• EXERCISE DESCRIPTION: Copy out the items below word for word, starting with the line that contains "breed-image[interactable] xyxy=(1130,686,1218,774)" and going on through the line that contains "browser-launcher-icon[interactable] xyxy=(80,1055,100,1075)". Include both of those lines and nothing else.
----- RECORDS FOR THE EXERCISE -----
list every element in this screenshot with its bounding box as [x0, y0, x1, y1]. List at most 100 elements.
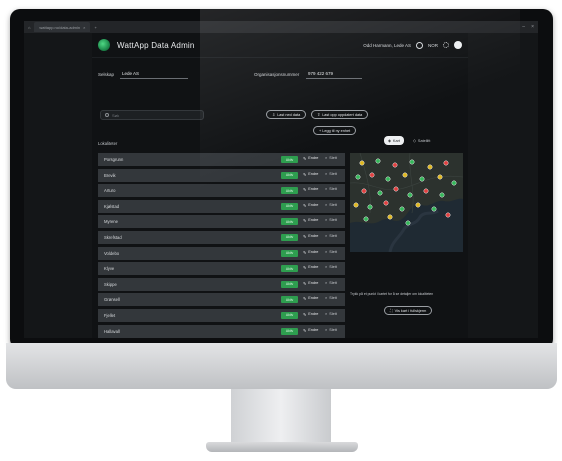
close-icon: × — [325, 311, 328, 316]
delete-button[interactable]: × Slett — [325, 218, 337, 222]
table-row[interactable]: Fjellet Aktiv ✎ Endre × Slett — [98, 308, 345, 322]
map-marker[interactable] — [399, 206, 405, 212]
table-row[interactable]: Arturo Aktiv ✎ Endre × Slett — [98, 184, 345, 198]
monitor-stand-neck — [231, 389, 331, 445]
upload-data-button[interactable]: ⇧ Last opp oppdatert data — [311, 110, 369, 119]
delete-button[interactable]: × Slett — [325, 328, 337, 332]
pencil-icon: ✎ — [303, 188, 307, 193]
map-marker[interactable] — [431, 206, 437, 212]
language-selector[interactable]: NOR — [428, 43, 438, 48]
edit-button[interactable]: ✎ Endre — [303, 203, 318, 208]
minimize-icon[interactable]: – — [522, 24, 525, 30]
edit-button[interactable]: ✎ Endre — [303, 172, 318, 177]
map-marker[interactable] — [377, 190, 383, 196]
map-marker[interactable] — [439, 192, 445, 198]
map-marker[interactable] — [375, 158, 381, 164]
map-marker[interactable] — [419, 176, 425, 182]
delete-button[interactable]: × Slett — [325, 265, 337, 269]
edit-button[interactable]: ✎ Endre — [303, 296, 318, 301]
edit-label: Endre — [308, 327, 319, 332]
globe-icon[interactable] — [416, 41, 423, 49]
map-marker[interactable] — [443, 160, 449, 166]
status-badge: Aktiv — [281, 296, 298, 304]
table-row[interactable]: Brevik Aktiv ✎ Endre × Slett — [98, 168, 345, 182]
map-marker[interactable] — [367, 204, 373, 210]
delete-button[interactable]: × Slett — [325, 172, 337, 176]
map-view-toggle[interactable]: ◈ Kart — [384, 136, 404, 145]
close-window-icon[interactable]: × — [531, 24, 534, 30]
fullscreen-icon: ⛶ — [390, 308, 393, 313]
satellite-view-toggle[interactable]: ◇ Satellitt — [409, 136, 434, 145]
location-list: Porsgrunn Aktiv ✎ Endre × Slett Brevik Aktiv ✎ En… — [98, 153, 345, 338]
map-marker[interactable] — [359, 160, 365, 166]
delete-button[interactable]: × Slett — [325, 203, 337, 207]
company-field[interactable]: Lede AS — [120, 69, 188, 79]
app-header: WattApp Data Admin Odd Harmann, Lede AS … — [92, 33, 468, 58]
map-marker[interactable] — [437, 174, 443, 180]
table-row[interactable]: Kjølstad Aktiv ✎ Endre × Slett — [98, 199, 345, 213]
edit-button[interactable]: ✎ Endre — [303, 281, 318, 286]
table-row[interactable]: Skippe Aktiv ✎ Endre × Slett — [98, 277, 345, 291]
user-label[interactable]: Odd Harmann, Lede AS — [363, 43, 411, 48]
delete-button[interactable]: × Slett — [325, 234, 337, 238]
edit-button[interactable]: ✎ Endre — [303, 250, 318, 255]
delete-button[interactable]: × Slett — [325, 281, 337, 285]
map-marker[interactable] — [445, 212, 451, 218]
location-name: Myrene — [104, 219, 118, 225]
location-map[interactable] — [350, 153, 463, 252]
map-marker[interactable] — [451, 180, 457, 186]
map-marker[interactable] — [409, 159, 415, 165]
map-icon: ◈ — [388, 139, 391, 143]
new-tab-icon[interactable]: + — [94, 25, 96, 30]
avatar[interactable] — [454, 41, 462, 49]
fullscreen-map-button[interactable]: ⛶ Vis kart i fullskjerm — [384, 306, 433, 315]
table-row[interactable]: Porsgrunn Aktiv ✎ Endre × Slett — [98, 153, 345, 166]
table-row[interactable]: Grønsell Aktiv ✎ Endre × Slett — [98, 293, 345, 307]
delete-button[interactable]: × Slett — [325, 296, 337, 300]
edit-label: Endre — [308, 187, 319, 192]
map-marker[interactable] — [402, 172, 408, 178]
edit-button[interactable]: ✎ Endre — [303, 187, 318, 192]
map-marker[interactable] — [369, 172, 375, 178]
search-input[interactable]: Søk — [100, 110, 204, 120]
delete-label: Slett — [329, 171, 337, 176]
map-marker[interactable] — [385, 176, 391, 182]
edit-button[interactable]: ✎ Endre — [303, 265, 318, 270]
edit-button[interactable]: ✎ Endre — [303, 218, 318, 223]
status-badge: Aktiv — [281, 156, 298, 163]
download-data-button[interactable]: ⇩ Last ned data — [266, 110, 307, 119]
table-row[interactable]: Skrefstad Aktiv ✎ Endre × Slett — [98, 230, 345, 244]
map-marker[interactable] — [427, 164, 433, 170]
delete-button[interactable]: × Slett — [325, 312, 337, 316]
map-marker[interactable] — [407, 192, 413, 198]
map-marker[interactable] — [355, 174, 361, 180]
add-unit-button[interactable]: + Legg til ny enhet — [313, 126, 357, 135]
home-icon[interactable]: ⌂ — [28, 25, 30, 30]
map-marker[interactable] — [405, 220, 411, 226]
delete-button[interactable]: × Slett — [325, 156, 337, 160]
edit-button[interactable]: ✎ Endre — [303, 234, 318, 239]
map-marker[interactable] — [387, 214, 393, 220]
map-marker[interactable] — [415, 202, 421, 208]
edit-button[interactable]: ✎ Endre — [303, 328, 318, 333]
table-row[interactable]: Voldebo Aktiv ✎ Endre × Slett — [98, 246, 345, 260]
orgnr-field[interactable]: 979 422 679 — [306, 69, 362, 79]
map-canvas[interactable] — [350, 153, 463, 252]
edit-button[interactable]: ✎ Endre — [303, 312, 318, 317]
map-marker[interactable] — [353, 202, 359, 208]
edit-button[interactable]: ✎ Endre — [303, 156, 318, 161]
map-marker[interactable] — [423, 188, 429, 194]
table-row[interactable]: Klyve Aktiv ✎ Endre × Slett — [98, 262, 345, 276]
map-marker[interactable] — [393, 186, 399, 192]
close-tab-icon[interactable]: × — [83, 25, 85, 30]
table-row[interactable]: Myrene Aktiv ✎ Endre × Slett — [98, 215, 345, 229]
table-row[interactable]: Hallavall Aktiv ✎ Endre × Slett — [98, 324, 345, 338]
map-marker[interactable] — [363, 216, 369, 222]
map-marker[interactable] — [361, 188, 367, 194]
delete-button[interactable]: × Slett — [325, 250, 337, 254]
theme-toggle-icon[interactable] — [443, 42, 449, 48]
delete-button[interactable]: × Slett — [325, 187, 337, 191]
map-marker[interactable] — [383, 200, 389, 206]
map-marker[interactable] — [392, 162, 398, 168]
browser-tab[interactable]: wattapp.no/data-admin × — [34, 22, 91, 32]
-----
----- RECORDS FOR THE EXERCISE -----
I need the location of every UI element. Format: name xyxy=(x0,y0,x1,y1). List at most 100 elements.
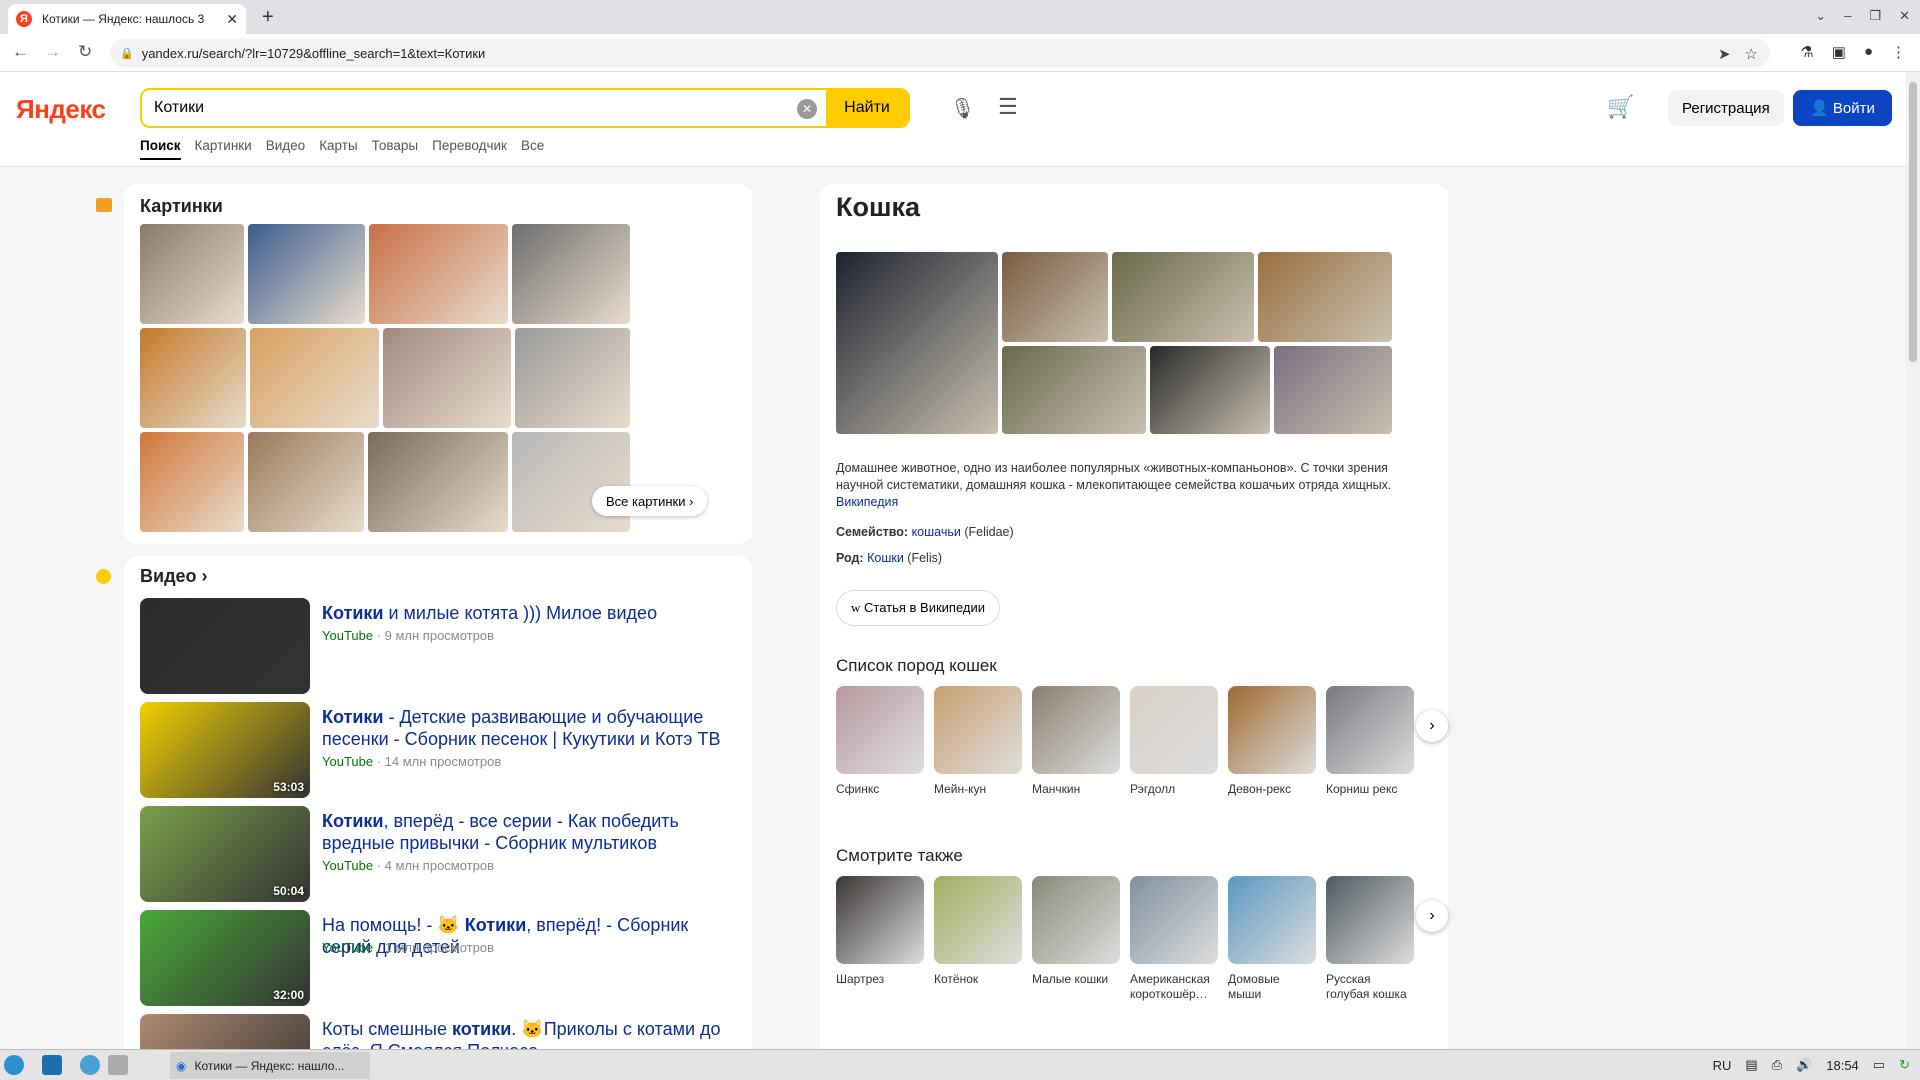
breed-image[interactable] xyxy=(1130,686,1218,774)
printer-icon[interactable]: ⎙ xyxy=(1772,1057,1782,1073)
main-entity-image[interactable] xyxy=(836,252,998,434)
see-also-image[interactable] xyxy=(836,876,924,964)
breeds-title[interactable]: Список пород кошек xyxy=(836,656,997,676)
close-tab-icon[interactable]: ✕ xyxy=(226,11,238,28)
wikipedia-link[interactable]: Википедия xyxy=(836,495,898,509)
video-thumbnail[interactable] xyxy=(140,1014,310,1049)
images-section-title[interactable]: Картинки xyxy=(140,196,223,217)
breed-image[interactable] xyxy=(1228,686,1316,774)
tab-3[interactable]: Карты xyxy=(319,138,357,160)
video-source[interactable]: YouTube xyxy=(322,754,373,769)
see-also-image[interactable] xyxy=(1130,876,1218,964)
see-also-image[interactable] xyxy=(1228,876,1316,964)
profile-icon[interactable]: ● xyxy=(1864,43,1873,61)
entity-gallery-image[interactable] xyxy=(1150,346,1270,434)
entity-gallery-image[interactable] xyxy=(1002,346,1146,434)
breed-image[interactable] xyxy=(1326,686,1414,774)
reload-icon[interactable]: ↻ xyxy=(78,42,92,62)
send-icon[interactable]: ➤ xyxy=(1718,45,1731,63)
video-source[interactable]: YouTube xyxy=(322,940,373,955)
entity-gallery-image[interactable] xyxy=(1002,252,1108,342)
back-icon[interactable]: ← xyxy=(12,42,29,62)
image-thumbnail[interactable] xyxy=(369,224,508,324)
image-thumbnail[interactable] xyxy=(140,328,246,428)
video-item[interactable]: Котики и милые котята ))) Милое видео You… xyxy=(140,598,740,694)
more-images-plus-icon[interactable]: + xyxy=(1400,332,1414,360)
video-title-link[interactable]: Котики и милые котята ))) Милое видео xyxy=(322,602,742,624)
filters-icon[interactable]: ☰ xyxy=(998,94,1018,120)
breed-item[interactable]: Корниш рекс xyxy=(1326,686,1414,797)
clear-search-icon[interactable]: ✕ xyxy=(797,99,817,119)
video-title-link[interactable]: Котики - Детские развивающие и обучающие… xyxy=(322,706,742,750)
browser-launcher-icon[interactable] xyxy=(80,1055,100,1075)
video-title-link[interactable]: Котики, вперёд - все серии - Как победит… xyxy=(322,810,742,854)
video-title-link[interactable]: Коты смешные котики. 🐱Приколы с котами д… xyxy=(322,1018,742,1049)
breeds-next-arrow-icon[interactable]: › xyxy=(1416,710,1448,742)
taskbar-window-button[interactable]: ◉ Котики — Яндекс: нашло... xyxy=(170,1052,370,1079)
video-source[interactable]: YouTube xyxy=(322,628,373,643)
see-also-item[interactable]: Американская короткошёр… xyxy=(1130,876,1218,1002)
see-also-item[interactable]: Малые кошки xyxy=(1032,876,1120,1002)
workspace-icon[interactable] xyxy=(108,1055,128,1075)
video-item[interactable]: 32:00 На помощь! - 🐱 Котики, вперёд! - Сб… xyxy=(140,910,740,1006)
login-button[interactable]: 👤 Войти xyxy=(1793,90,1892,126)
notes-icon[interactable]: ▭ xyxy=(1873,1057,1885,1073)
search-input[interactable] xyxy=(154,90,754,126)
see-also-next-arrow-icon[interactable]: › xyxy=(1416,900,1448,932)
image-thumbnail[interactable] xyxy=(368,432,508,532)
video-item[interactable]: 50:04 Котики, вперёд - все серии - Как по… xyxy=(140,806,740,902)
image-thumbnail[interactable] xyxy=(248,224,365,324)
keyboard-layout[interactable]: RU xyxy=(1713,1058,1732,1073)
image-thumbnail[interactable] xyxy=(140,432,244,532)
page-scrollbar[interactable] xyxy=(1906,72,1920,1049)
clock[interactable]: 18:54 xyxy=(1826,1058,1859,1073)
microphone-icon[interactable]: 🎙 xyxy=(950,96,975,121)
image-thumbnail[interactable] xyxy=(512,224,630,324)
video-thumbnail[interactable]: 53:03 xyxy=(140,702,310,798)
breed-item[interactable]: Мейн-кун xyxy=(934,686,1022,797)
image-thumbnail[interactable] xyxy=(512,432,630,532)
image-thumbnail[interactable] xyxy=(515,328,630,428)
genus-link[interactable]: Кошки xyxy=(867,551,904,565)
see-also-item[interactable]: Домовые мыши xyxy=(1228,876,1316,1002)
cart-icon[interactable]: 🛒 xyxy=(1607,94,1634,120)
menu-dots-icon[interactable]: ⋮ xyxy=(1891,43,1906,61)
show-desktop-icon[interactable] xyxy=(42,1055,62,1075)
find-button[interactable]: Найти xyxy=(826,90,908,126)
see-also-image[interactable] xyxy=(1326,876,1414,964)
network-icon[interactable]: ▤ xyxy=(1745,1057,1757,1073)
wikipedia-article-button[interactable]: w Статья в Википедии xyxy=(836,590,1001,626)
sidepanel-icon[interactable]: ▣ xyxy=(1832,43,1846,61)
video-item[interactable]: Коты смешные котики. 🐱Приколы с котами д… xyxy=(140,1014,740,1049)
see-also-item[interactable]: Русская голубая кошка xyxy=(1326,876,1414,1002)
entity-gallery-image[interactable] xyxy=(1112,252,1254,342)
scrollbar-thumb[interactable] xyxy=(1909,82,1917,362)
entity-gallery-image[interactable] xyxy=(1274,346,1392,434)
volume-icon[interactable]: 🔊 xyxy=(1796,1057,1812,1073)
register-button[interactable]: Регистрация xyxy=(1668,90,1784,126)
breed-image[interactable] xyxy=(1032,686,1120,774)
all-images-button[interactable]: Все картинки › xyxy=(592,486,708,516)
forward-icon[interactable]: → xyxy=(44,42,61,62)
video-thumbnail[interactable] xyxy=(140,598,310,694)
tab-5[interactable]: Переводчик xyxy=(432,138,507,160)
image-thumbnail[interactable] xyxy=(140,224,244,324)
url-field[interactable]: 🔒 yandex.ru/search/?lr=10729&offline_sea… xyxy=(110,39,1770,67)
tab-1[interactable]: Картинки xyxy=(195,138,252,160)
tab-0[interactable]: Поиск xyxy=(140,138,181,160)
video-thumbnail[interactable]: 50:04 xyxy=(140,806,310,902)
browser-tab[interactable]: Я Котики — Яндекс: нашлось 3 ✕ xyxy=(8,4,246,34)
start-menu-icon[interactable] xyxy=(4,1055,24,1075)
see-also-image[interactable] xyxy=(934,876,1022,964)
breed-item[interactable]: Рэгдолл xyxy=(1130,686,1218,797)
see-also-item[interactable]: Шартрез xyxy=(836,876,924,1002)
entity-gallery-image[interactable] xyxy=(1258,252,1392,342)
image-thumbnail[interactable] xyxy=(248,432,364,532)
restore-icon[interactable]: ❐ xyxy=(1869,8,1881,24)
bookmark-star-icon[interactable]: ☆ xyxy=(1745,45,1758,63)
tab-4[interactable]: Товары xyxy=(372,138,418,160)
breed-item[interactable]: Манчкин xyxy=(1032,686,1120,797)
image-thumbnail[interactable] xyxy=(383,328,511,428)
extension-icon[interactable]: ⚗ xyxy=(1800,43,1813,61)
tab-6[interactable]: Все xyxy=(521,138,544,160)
-----
• ANSWER FOR THIS EXERCISE:
breed-image[interactable] xyxy=(1130,686,1218,774)
printer-icon[interactable]: ⎙ xyxy=(1772,1057,1782,1073)
main-entity-image[interactable] xyxy=(836,252,998,434)
see-also-image[interactable] xyxy=(836,876,924,964)
breeds-title[interactable]: Список пород кошек xyxy=(836,656,997,676)
close-tab-icon[interactable]: ✕ xyxy=(226,11,238,28)
wikipedia-link[interactable]: Википедия xyxy=(836,495,898,509)
video-thumbnail[interactable] xyxy=(140,1014,310,1049)
images-section-title[interactable]: Картинки xyxy=(140,196,223,217)
breed-image[interactable] xyxy=(1228,686,1316,774)
tab-3[interactable]: Карты xyxy=(319,138,357,160)
video-source[interactable]: YouTube xyxy=(322,754,373,769)
see-also-image[interactable] xyxy=(1130,876,1218,964)
see-also-image[interactable] xyxy=(1228,876,1316,964)
profile-icon[interactable]: ● xyxy=(1864,43,1873,61)
entity-gallery-image[interactable] xyxy=(1150,346,1270,434)
entity-gallery-image[interactable] xyxy=(1002,346,1146,434)
breed-image[interactable] xyxy=(1326,686,1414,774)
reload-icon[interactable]: ↻ xyxy=(78,42,92,62)
send-icon[interactable]: ➤ xyxy=(1718,45,1731,63)
video-source[interactable]: YouTube xyxy=(322,940,373,955)
entity-gallery-image[interactable] xyxy=(1002,252,1108,342)
back-icon[interactable]: ← xyxy=(12,42,29,62)
image-thumbnail[interactable] xyxy=(369,224,508,324)
image-thumbnail[interactable] xyxy=(140,328,246,428)
video-item[interactable]: Котики и милые котята ))) Милое видео You… xyxy=(140,598,740,694)
more-images-plus-icon[interactable]: + xyxy=(1400,332,1414,360)
video-title-link[interactable]: Котики и милые котята ))) Милое видео xyxy=(322,602,742,624)
filters-icon[interactable]: ☰ xyxy=(998,94,1018,120)
breed-item[interactable]: Корниш рекс xyxy=(1326,686,1414,797)
clear-search-icon[interactable]: ✕ xyxy=(797,99,817,119)
video-title-link[interactable]: Котики - Детские развивающие и обучающие… xyxy=(322,706,742,750)
browser-launcher-icon[interactable] xyxy=(80,1055,100,1075)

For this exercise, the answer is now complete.